Start of EXERCISE DATA
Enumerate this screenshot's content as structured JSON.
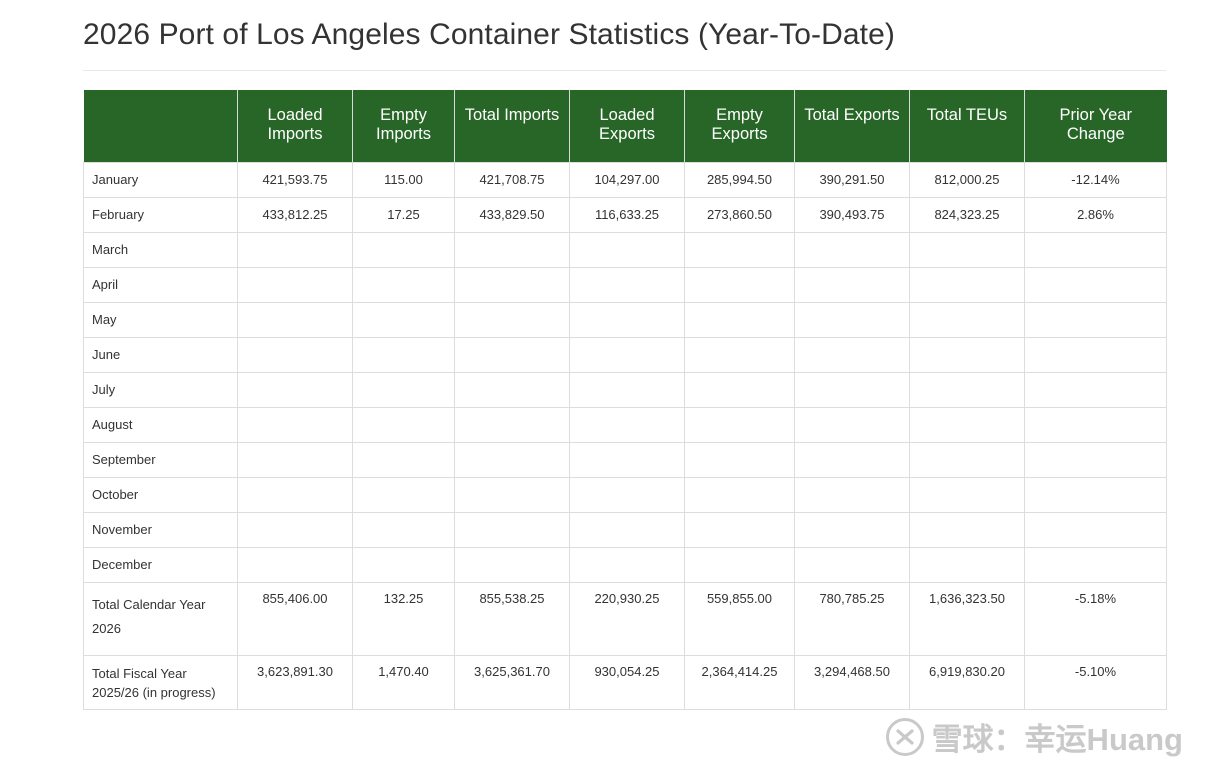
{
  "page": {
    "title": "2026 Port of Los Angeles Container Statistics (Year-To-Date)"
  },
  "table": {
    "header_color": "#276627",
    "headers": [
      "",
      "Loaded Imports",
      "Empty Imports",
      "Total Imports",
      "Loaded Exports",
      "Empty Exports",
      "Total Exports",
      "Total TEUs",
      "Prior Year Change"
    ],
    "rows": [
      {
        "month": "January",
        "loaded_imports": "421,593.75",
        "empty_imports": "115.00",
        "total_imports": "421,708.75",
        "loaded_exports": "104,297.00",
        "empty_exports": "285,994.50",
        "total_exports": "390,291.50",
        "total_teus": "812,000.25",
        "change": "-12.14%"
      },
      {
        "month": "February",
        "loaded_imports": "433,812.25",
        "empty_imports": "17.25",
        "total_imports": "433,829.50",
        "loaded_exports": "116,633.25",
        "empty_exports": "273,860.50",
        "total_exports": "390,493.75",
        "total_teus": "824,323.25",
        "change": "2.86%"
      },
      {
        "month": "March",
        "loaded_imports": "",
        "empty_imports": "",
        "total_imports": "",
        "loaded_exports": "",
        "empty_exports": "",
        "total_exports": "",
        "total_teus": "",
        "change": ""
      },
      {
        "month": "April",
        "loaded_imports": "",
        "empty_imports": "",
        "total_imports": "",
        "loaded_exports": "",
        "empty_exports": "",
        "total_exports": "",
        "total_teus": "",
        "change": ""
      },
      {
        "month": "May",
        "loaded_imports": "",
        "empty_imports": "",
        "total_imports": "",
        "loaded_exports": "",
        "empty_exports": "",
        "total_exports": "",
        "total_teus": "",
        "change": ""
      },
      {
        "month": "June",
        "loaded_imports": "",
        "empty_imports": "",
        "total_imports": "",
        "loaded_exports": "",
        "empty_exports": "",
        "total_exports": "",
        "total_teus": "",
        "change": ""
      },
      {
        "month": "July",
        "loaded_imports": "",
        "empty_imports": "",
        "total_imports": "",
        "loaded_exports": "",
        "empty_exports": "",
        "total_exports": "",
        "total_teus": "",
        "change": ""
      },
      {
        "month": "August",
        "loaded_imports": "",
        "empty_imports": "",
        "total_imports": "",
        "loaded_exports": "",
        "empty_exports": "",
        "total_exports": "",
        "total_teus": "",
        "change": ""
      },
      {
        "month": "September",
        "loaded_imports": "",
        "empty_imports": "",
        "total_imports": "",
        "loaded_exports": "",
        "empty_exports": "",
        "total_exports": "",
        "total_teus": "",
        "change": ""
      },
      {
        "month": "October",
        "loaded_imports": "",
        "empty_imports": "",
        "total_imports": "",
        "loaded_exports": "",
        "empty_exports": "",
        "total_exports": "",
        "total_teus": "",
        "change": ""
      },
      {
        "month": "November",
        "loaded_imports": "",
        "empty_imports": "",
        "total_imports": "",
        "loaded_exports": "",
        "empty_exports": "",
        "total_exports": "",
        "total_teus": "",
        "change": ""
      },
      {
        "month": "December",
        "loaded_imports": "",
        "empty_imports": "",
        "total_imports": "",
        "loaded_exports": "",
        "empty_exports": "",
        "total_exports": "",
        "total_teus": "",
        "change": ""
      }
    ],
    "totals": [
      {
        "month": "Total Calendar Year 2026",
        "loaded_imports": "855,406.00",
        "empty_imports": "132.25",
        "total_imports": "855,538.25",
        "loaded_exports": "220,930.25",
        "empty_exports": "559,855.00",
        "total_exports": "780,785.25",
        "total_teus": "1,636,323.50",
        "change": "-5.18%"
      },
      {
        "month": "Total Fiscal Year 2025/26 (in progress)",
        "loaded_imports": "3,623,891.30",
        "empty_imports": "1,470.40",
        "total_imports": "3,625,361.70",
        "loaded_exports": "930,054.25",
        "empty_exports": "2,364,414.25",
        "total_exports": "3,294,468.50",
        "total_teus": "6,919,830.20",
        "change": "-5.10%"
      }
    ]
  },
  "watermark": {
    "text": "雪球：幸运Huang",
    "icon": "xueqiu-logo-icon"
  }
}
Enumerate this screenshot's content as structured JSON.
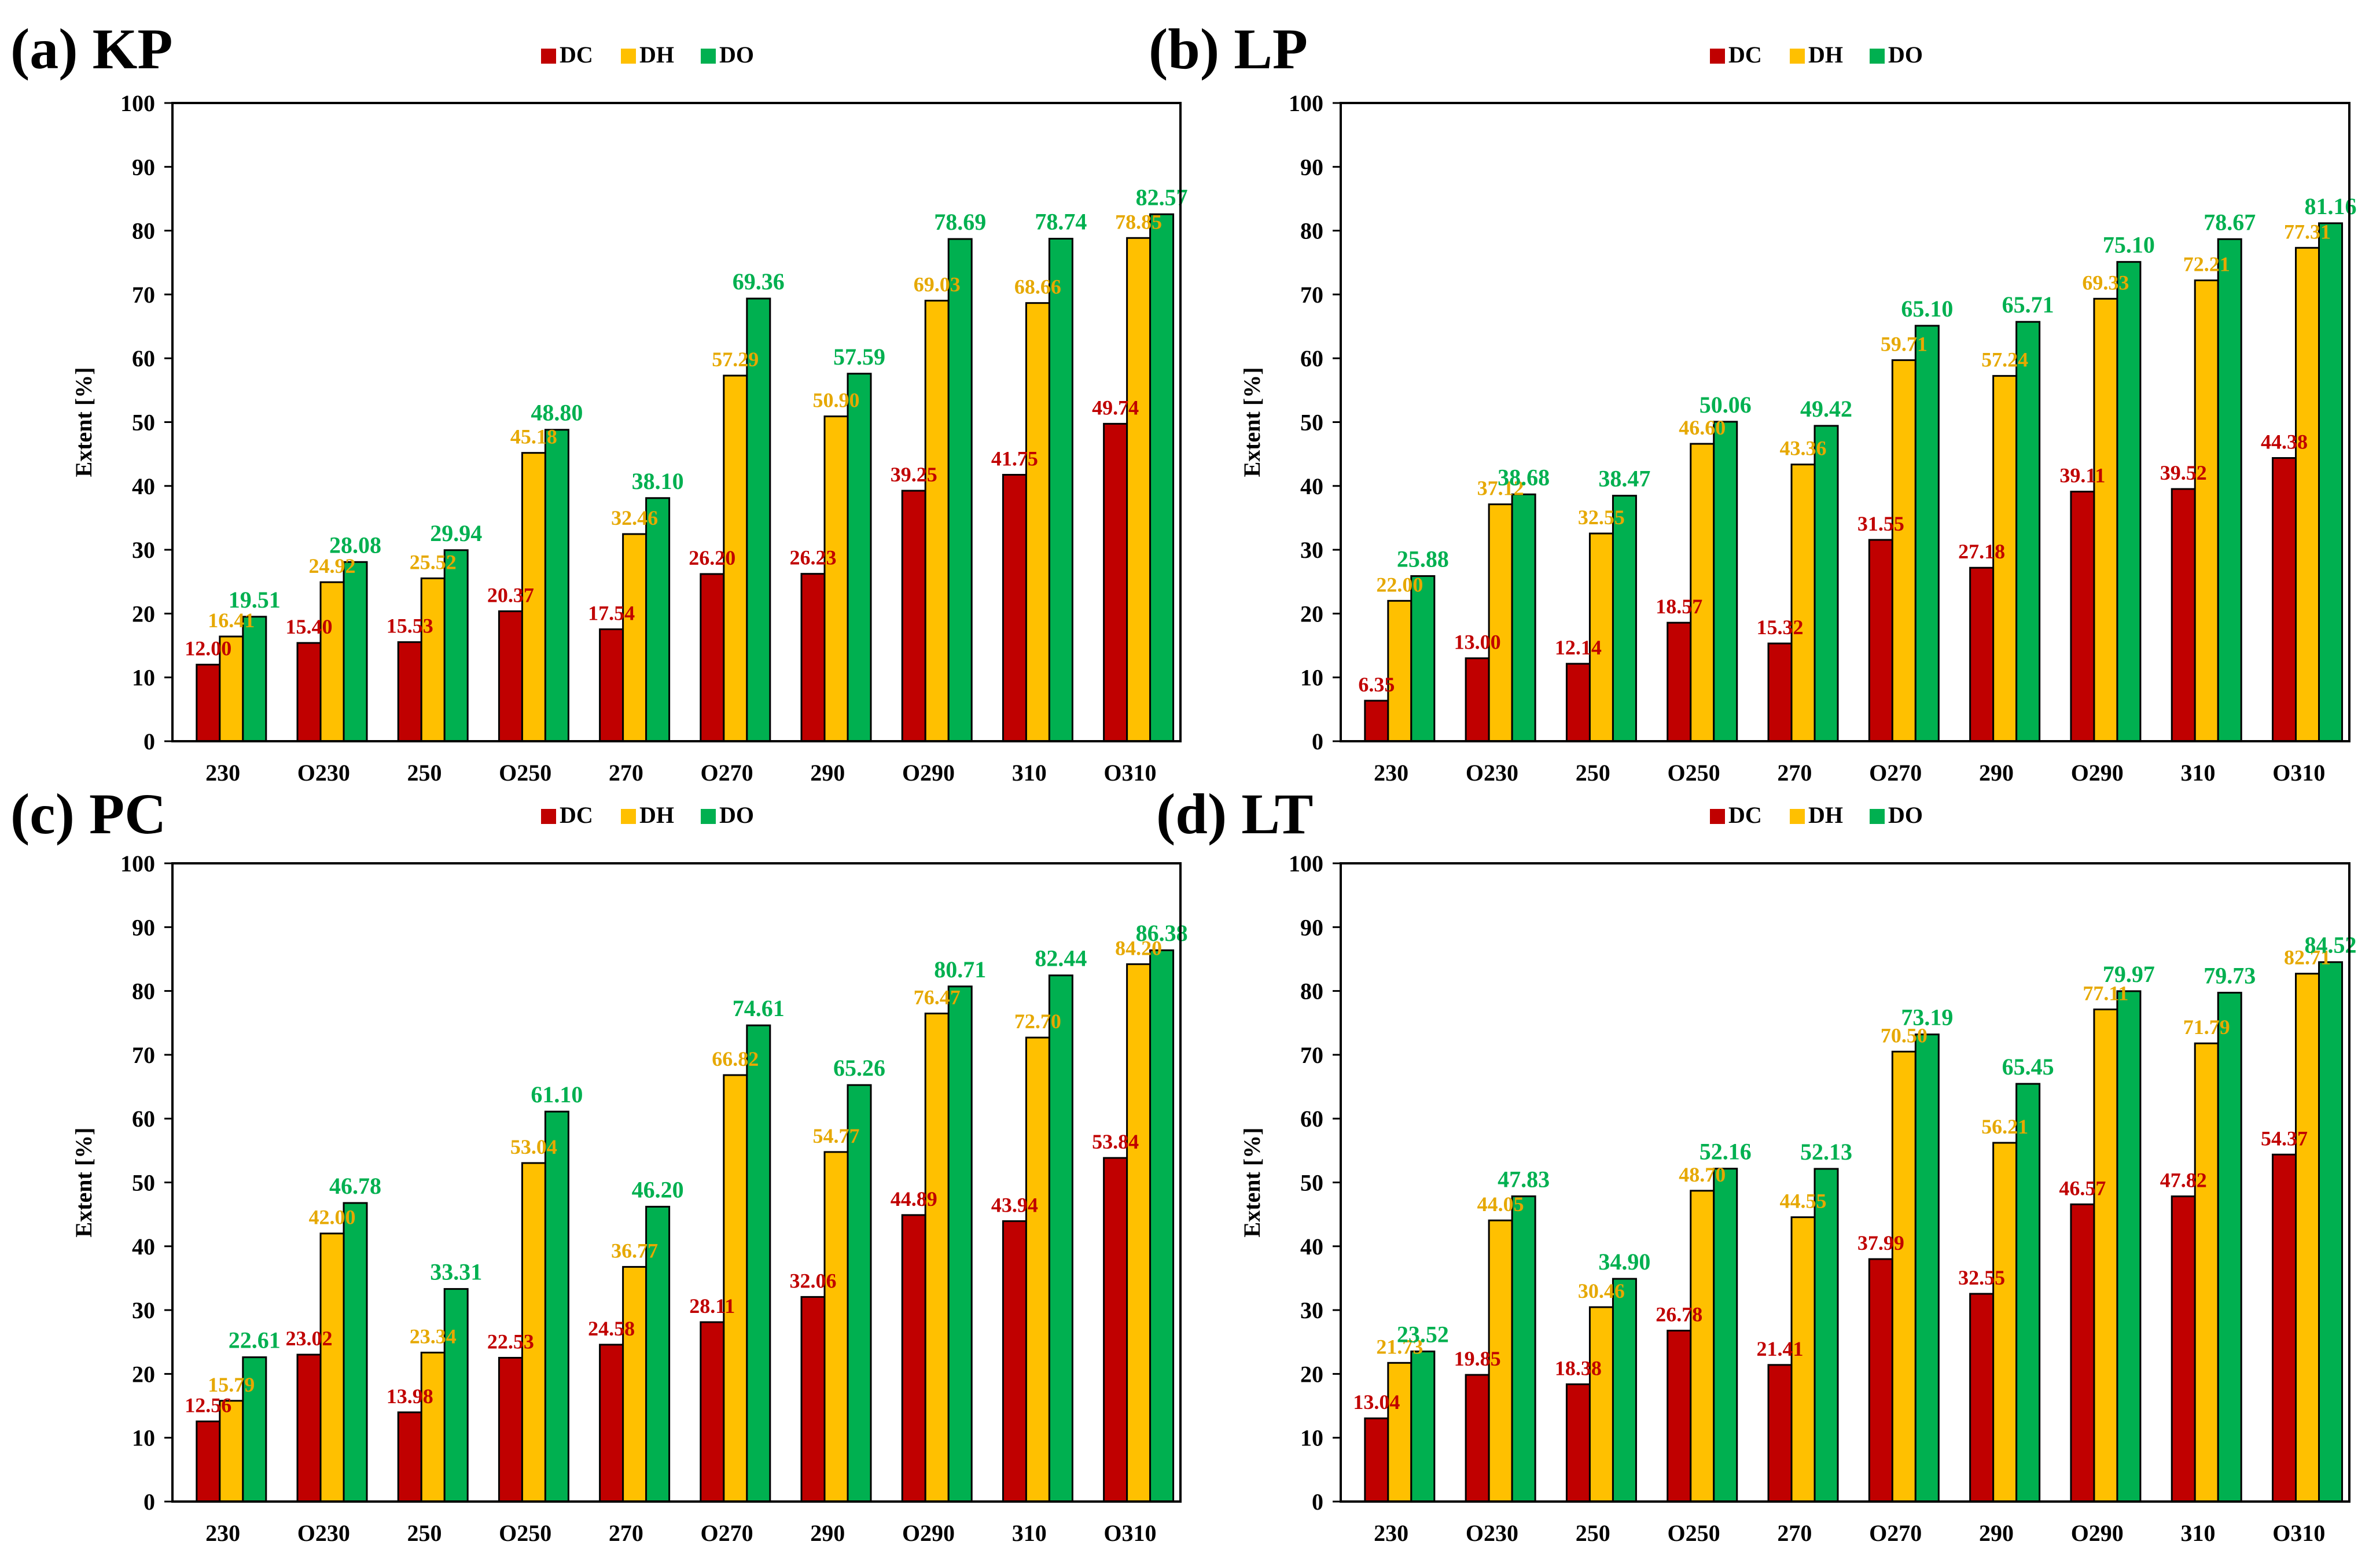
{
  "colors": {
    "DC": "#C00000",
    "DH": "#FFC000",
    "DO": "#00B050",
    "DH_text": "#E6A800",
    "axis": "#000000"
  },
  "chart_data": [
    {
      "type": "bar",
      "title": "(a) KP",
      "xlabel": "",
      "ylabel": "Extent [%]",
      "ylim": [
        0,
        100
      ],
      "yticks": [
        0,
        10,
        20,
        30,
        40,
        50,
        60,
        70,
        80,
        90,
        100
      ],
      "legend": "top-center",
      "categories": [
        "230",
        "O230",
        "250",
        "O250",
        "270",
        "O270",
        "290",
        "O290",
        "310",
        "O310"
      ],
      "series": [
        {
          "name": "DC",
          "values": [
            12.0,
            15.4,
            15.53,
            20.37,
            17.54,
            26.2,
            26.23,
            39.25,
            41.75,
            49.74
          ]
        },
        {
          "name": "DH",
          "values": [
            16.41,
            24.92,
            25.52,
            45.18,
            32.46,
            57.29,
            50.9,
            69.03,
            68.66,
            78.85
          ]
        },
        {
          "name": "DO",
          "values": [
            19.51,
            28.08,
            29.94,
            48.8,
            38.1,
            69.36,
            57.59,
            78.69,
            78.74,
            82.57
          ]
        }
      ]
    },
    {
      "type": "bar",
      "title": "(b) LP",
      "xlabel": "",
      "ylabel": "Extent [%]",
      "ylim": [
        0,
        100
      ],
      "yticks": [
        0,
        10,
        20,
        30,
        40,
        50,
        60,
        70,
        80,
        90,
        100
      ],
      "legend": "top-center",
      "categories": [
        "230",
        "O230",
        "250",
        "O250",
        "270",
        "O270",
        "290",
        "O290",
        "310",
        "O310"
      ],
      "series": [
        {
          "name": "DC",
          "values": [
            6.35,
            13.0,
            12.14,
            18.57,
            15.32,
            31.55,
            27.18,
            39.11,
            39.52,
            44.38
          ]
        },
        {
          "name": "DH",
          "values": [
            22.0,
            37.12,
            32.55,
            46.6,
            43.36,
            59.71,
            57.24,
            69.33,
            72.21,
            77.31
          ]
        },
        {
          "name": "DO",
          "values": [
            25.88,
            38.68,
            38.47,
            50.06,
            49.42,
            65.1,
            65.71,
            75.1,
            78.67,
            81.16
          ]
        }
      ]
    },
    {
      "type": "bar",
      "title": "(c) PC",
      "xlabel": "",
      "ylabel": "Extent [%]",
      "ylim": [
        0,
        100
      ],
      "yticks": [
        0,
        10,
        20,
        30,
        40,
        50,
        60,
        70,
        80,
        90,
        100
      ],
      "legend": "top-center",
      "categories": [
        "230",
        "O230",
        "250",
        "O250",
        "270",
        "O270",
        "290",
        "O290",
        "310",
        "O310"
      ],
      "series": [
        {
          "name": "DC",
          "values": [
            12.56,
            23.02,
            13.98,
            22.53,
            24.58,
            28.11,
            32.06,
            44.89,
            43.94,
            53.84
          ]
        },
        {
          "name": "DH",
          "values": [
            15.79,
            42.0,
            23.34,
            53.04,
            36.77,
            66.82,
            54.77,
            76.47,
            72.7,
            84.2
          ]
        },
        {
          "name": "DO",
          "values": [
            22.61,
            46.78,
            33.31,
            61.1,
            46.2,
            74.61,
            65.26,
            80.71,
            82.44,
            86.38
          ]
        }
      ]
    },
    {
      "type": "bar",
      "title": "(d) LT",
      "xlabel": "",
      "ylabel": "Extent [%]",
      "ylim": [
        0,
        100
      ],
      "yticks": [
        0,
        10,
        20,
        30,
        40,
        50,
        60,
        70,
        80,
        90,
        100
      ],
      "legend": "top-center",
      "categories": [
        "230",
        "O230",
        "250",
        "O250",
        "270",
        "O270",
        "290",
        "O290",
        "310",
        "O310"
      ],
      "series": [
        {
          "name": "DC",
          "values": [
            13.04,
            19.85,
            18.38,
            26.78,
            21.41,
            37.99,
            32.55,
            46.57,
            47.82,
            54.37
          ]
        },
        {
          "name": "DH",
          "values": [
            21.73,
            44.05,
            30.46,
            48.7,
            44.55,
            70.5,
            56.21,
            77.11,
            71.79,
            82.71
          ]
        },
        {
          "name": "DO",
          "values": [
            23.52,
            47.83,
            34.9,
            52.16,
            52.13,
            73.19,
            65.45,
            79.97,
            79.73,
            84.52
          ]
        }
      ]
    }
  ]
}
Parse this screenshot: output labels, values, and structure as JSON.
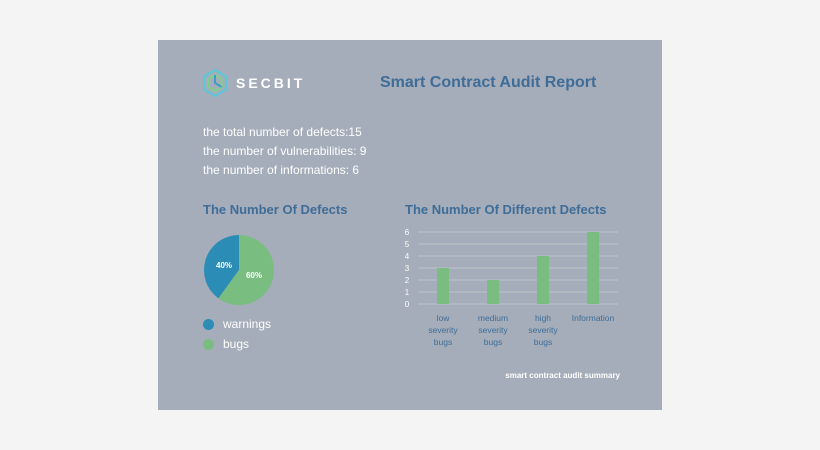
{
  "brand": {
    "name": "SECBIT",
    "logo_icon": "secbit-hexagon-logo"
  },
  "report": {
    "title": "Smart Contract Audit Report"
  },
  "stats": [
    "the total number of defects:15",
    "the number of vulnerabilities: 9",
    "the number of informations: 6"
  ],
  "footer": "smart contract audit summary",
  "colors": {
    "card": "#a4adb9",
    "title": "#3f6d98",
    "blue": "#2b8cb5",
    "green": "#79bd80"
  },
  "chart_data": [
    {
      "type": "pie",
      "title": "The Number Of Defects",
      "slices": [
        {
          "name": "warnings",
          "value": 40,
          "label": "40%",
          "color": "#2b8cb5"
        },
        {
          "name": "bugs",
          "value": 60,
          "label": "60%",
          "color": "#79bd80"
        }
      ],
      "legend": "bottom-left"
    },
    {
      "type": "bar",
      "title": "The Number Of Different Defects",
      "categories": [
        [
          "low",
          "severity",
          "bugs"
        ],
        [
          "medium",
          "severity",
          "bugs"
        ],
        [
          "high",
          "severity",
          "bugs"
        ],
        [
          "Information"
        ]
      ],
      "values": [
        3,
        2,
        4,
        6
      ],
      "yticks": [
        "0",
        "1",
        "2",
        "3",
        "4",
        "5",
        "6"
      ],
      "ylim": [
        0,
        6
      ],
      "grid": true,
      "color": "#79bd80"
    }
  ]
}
End of EXERCISE DATA
How many lines in the data contain the string "logo"? Respond with the number only.

* IN RESPONSE: 2